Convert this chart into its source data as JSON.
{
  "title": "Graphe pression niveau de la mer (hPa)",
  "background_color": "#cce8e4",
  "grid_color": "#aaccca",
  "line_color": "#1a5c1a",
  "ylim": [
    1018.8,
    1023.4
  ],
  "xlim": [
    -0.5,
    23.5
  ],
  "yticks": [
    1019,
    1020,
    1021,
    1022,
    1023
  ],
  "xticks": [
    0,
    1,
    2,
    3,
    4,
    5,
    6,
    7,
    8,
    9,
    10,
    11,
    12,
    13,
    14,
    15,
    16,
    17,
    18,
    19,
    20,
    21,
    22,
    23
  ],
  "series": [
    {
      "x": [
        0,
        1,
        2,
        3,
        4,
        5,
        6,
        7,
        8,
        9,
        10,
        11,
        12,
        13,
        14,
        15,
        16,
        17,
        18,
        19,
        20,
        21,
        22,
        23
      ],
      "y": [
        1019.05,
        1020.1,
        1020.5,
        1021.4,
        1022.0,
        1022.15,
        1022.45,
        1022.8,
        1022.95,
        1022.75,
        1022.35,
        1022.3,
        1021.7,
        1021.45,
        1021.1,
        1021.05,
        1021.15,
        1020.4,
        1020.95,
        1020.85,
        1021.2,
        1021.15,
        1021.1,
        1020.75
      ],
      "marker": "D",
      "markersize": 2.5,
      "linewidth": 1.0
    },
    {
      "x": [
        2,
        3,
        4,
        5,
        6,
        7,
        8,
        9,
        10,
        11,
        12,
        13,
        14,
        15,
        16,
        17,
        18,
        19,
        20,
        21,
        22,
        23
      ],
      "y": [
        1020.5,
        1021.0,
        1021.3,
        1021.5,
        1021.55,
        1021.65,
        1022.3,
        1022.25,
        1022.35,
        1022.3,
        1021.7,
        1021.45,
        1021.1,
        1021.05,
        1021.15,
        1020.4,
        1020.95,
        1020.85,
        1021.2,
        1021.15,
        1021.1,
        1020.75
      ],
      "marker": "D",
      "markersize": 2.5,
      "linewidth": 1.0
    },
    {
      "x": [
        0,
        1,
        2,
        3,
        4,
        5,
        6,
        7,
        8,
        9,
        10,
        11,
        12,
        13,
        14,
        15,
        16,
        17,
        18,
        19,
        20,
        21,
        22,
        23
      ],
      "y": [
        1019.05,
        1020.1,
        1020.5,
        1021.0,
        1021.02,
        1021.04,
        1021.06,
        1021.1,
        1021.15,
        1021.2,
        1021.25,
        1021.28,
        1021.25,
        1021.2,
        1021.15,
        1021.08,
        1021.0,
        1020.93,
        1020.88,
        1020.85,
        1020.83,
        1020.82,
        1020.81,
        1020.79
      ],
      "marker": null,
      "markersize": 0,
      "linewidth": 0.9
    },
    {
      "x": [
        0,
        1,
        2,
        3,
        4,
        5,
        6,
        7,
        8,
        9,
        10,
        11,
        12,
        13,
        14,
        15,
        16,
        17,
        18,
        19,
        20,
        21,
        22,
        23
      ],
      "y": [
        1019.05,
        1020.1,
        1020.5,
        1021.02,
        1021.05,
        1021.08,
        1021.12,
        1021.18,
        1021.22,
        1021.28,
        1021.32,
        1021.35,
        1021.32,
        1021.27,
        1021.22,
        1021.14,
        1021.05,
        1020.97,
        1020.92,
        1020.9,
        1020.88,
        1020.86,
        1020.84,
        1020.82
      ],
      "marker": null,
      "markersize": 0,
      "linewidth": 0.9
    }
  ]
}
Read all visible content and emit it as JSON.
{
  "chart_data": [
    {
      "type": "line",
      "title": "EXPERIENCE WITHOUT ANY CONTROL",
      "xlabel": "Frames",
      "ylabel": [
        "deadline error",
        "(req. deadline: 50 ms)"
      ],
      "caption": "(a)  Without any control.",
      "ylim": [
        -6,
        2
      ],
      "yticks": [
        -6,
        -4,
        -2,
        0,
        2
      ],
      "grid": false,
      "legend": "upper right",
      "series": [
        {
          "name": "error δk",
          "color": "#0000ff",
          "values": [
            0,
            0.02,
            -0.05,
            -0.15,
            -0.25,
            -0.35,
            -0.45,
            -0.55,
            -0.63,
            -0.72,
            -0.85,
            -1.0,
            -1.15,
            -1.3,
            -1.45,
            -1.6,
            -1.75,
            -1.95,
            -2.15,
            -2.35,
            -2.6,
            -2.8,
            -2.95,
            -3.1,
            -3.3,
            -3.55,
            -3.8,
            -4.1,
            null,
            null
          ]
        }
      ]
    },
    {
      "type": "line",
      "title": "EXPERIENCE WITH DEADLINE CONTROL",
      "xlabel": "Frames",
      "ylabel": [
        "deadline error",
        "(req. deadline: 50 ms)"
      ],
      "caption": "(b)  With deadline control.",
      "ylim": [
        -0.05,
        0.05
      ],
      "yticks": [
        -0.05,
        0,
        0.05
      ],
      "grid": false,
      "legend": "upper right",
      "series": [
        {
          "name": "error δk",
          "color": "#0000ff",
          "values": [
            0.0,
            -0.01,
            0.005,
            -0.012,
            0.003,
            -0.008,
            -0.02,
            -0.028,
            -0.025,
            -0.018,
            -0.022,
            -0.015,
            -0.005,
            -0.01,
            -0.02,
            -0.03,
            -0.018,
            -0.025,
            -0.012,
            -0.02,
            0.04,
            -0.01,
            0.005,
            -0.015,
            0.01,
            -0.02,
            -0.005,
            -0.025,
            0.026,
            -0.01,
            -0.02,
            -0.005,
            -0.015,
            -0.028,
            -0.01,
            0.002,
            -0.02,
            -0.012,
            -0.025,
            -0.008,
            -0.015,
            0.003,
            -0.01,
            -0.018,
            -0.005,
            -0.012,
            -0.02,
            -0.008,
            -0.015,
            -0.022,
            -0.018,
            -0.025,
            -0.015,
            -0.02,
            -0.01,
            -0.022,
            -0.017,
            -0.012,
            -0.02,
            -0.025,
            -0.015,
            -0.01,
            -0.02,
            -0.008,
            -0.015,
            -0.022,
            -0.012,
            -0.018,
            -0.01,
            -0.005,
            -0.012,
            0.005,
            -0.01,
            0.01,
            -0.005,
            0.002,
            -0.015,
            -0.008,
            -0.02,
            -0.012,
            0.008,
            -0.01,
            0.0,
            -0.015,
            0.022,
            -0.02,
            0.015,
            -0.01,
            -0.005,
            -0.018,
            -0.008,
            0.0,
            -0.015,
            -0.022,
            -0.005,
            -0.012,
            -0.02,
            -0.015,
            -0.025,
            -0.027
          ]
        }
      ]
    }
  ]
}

* _TASK BRIEF_
Write the complete data out, exactly as above.

* _ANSWER IN FULL_
Convert this chart into its source data as JSON.
{
  "title": "Graphe pression niveau de la mer (hPa)",
  "background_color": "#cce8e4",
  "grid_color": "#aaccca",
  "line_color": "#1a5c1a",
  "ylim": [
    1018.8,
    1023.4
  ],
  "xlim": [
    -0.5,
    23.5
  ],
  "yticks": [
    1019,
    1020,
    1021,
    1022,
    1023
  ],
  "xticks": [
    0,
    1,
    2,
    3,
    4,
    5,
    6,
    7,
    8,
    9,
    10,
    11,
    12,
    13,
    14,
    15,
    16,
    17,
    18,
    19,
    20,
    21,
    22,
    23
  ],
  "series": [
    {
      "x": [
        0,
        1,
        2,
        3,
        4,
        5,
        6,
        7,
        8,
        9,
        10,
        11,
        12,
        13,
        14,
        15,
        16,
        17,
        18,
        19,
        20,
        21,
        22,
        23
      ],
      "y": [
        1019.05,
        1020.1,
        1020.5,
        1021.4,
        1022.0,
        1022.15,
        1022.45,
        1022.8,
        1022.95,
        1022.75,
        1022.35,
        1022.3,
        1021.7,
        1021.45,
        1021.1,
        1021.05,
        1021.15,
        1020.4,
        1020.95,
        1020.85,
        1021.2,
        1021.15,
        1021.1,
        1020.75
      ],
      "marker": "D",
      "markersize": 2.5,
      "linewidth": 1.0
    },
    {
      "x": [
        2,
        3,
        4,
        5,
        6,
        7,
        8,
        9,
        10,
        11,
        12,
        13,
        14,
        15,
        16,
        17,
        18,
        19,
        20,
        21,
        22,
        23
      ],
      "y": [
        1020.5,
        1021.0,
        1021.3,
        1021.5,
        1021.55,
        1021.65,
        1022.3,
        1022.25,
        1022.35,
        1022.3,
        1021.7,
        1021.45,
        1021.1,
        1021.05,
        1021.15,
        1020.4,
        1020.95,
        1020.85,
        1021.2,
        1021.15,
        1021.1,
        1020.75
      ],
      "marker": "D",
      "markersize": 2.5,
      "linewidth": 1.0
    },
    {
      "x": [
        0,
        1,
        2,
        3,
        4,
        5,
        6,
        7,
        8,
        9,
        10,
        11,
        12,
        13,
        14,
        15,
        16,
        17,
        18,
        19,
        20,
        21,
        22,
        23
      ],
      "y": [
        1019.05,
        1020.1,
        1020.5,
        1021.0,
        1021.02,
        1021.04,
        1021.06,
        1021.1,
        1021.15,
        1021.2,
        1021.25,
        1021.28,
        1021.25,
        1021.2,
        1021.15,
        1021.08,
        1021.0,
        1020.93,
        1020.88,
        1020.85,
        1020.83,
        1020.82,
        1020.81,
        1020.79
      ],
      "marker": null,
      "markersize": 0,
      "linewidth": 0.9
    },
    {
      "x": [
        0,
        1,
        2,
        3,
        4,
        5,
        6,
        7,
        8,
        9,
        10,
        11,
        12,
        13,
        14,
        15,
        16,
        17,
        18,
        19,
        20,
        21,
        22,
        23
      ],
      "y": [
        1019.05,
        1020.1,
        1020.5,
        1021.02,
        1021.05,
        1021.08,
        1021.12,
        1021.18,
        1021.22,
        1021.28,
        1021.32,
        1021.35,
        1021.32,
        1021.27,
        1021.22,
        1021.14,
        1021.05,
        1020.97,
        1020.92,
        1020.9,
        1020.88,
        1020.86,
        1020.84,
        1020.82
      ],
      "marker": null,
      "markersize": 0,
      "linewidth": 0.9
    }
  ]
}
Read all visible content and emit it as JSON.
{
  "chart_data": [
    {
      "type": "line",
      "title": "EXPERIENCE WITHOUT ANY CONTROL",
      "xlabel": "Frames",
      "ylabel": [
        "deadline error",
        "(req. deadline: 50 ms)"
      ],
      "caption": "(a)  Without any control.",
      "ylim": [
        -6,
        2
      ],
      "yticks": [
        -6,
        -4,
        -2,
        0,
        2
      ],
      "grid": false,
      "legend": "upper right",
      "series": [
        {
          "name": "error δk",
          "color": "#0000ff",
          "values": [
            0,
            0.02,
            -0.05,
            -0.15,
            -0.25,
            -0.35,
            -0.45,
            -0.55,
            -0.63,
            -0.72,
            -0.85,
            -1.0,
            -1.15,
            -1.3,
            -1.45,
            -1.6,
            -1.75,
            -1.95,
            -2.15,
            -2.35,
            -2.6,
            -2.8,
            -2.95,
            -3.1,
            -3.3,
            -3.55,
            -3.8,
            -4.1,
            null,
            null
          ]
        }
      ]
    },
    {
      "type": "line",
      "title": "EXPERIENCE WITH DEADLINE CONTROL",
      "xlabel": "Frames",
      "ylabel": [
        "deadline error",
        "(req. deadline: 50 ms)"
      ],
      "caption": "(b)  With deadline control.",
      "ylim": [
        -0.05,
        0.05
      ],
      "yticks": [
        -0.05,
        0,
        0.05
      ],
      "grid": false,
      "legend": "upper right",
      "series": [
        {
          "name": "error δk",
          "color": "#0000ff",
          "values": [
            0.0,
            -0.01,
            0.005,
            -0.012,
            0.003,
            -0.008,
            -0.02,
            -0.028,
            -0.025,
            -0.018,
            -0.022,
            -0.015,
            -0.005,
            -0.01,
            -0.02,
            -0.03,
            -0.018,
            -0.025,
            -0.012,
            -0.02,
            0.04,
            -0.01,
            0.005,
            -0.015,
            0.01,
            -0.02,
            -0.005,
            -0.025,
            0.026,
            -0.01,
            -0.02,
            -0.005,
            -0.015,
            -0.028,
            -0.01,
            0.002,
            -0.02,
            -0.012,
            -0.025,
            -0.008,
            -0.015,
            0.003,
            -0.01,
            -0.018,
            -0.005,
            -0.012,
            -0.02,
            -0.008,
            -0.015,
            -0.022,
            -0.018,
            -0.025,
            -0.015,
            -0.02,
            -0.01,
            -0.022,
            -0.017,
            -0.012,
            -0.02,
            -0.025,
            -0.015,
            -0.01,
            -0.02,
            -0.008,
            -0.015,
            -0.022,
            -0.012,
            -0.018,
            -0.01,
            -0.005,
            -0.012,
            0.005,
            -0.01,
            0.01,
            -0.005,
            0.002,
            -0.015,
            -0.008,
            -0.02,
            -0.012,
            0.008,
            -0.01,
            0.0,
            -0.015,
            0.022,
            -0.02,
            0.015,
            -0.01,
            -0.005,
            -0.018,
            -0.008,
            0.0,
            -0.015,
            -0.022,
            -0.005,
            -0.012,
            -0.02,
            -0.015,
            -0.025,
            -0.027
          ]
        }
      ]
    }
  ]
}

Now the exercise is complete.